Objective: What number of lines contain the word "about"? Reply with the number and nothing else.

Dataset items:
_ _ _
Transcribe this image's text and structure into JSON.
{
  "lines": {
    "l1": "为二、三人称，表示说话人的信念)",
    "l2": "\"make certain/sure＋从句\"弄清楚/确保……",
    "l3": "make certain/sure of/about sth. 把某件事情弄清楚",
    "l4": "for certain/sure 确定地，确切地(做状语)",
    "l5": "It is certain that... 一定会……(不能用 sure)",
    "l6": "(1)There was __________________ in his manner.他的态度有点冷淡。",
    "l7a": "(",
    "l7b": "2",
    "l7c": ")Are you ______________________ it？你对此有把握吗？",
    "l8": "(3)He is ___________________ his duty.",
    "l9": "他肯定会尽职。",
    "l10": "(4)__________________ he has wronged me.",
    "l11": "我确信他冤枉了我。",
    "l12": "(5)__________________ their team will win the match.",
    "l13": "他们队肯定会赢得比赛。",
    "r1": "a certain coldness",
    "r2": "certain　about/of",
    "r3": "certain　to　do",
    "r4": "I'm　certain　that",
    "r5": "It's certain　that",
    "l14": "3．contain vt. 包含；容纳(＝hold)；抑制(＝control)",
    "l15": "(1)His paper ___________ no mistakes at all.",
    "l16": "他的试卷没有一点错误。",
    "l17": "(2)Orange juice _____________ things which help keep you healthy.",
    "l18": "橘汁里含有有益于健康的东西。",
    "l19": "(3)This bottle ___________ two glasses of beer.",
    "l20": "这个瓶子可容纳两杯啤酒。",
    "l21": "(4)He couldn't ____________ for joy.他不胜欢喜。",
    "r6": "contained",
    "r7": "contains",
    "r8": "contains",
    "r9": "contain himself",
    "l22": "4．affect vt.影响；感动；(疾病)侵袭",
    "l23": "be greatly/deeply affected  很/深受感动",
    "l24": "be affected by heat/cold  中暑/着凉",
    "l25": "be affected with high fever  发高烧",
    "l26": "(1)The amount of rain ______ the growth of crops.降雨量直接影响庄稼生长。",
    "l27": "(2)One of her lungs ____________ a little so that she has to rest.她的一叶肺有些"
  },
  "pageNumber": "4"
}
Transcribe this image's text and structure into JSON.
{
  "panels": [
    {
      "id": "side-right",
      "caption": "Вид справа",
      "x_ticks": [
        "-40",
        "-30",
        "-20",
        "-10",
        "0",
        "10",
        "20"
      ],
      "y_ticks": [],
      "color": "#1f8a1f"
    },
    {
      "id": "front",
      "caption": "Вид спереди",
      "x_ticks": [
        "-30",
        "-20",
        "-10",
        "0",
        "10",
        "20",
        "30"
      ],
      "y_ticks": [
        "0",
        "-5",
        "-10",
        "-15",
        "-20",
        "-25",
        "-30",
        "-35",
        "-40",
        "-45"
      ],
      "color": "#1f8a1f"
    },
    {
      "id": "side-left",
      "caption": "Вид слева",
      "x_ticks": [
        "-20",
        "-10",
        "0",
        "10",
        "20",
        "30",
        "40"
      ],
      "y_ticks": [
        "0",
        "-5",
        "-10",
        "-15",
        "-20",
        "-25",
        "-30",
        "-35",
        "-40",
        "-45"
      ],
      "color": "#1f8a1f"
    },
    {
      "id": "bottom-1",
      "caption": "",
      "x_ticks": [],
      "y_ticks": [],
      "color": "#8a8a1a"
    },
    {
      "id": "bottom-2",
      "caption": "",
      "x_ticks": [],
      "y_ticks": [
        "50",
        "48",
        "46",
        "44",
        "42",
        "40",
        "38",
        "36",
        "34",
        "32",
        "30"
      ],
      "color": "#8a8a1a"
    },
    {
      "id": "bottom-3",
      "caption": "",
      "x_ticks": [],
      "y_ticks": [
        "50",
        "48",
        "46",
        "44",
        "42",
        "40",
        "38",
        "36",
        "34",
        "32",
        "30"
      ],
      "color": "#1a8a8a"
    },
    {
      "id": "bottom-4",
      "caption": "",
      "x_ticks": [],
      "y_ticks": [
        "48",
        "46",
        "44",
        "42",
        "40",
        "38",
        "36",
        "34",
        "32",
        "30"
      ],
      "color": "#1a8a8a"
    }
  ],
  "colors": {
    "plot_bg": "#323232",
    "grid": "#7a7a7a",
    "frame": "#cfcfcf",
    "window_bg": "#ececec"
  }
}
_ _ _
Output below: 2